> _GIVEN EXERCISE_
Please update the data starting at its first line and ending at the line containing "345, 499, 397]", changing "legend-swatch" to "legend-color". Reproduce those lines with everything else unchanged.

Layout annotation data
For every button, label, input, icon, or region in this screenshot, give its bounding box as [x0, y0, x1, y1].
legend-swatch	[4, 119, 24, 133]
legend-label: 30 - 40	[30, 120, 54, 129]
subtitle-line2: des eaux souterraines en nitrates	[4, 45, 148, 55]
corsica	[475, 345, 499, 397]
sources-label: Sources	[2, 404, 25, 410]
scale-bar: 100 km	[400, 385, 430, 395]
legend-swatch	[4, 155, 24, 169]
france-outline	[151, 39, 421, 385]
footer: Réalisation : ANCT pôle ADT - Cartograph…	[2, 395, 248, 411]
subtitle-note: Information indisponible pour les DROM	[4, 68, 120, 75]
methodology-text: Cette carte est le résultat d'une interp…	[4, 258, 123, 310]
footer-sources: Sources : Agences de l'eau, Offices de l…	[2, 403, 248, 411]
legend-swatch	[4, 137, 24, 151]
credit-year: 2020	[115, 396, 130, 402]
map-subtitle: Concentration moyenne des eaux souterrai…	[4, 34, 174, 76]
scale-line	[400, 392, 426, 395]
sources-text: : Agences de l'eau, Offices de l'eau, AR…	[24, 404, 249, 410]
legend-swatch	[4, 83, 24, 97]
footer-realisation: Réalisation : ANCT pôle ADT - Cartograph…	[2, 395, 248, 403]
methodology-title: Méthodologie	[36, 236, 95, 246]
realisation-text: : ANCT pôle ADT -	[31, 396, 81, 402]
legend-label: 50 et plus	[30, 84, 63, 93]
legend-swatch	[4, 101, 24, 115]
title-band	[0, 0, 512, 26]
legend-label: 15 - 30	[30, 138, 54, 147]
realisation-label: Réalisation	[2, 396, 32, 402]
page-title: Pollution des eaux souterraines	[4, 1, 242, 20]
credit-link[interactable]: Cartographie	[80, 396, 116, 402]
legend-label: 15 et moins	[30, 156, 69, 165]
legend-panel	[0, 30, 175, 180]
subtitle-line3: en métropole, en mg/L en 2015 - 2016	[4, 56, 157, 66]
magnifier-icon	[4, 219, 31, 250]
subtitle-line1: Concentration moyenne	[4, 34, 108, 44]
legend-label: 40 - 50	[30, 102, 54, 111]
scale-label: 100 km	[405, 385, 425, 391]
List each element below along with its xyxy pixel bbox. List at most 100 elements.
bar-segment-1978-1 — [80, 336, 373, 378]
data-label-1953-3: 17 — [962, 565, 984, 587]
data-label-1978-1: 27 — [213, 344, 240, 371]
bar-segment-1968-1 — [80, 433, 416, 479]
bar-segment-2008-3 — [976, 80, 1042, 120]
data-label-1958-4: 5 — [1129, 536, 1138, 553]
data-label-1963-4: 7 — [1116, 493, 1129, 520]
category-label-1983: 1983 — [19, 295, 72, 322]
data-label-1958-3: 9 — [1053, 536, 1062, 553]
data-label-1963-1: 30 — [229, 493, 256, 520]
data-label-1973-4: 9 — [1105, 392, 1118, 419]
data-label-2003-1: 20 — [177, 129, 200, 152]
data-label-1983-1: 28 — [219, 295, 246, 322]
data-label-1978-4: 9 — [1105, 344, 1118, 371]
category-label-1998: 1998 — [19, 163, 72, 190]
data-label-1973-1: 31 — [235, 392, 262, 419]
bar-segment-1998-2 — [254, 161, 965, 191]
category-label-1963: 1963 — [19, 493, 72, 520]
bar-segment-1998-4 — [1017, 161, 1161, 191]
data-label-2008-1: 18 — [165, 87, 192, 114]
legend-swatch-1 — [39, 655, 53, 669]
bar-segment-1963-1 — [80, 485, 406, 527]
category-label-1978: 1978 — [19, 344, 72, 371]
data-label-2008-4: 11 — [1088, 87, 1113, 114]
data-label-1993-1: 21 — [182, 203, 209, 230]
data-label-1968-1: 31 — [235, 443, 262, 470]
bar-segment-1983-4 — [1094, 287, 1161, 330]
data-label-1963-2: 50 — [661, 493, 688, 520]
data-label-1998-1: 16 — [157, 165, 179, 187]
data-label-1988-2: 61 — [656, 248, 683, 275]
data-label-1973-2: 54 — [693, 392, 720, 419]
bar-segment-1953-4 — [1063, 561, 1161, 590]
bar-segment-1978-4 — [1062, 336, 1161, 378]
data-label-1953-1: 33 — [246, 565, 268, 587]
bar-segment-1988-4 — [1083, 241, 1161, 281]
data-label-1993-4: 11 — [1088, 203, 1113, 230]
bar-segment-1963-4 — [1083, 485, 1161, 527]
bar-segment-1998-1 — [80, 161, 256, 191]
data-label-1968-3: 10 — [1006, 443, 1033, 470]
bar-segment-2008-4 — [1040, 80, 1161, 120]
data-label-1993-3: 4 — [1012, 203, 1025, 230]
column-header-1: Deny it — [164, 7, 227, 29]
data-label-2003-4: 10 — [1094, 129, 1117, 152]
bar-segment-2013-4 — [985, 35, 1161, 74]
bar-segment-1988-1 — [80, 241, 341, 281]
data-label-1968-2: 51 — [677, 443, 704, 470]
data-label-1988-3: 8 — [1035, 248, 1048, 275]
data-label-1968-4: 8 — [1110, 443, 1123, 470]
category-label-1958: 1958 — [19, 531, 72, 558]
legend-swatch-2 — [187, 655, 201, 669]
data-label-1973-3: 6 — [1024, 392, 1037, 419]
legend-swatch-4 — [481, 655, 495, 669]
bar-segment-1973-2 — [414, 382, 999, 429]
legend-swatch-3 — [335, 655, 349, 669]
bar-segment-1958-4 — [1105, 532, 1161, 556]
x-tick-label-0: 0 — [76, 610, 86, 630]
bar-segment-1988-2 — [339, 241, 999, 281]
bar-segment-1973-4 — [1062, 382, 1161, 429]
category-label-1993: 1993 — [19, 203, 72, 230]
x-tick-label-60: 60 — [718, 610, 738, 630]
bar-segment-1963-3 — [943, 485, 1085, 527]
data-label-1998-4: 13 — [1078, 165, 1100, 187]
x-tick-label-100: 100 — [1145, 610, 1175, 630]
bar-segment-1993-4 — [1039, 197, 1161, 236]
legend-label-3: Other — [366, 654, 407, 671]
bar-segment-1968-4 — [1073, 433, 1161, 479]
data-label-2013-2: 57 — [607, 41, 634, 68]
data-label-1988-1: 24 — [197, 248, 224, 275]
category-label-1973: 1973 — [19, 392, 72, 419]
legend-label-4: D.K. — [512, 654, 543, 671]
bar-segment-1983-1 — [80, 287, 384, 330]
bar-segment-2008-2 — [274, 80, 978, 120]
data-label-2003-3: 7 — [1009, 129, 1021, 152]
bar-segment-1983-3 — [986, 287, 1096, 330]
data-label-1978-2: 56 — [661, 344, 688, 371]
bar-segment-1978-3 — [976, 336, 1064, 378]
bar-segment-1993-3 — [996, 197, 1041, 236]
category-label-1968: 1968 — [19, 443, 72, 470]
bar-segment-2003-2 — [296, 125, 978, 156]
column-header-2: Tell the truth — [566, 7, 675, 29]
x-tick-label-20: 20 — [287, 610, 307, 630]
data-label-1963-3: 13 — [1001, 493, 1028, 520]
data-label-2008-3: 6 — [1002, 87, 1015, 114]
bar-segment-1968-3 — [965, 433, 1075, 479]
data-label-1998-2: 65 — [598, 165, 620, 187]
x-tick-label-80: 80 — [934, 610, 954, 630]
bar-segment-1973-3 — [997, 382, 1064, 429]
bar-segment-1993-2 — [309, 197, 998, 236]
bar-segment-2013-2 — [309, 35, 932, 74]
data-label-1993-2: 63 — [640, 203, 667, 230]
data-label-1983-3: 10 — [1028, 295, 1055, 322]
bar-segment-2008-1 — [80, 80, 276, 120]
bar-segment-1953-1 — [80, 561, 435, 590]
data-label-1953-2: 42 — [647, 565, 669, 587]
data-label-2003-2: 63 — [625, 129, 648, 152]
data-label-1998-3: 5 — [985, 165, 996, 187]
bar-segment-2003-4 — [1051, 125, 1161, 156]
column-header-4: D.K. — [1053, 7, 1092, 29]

> _OUTPUT FOR THIS EXERCISE_
For every button, label, input, icon, or region in this screenshot, give its bounding box as [x0, y0, x1, y1].
legend-color	[4, 119, 24, 133]
legend-label: 30 - 40	[30, 120, 54, 129]
subtitle-line2: des eaux souterraines en nitrates	[4, 45, 148, 55]
corsica	[475, 345, 499, 397]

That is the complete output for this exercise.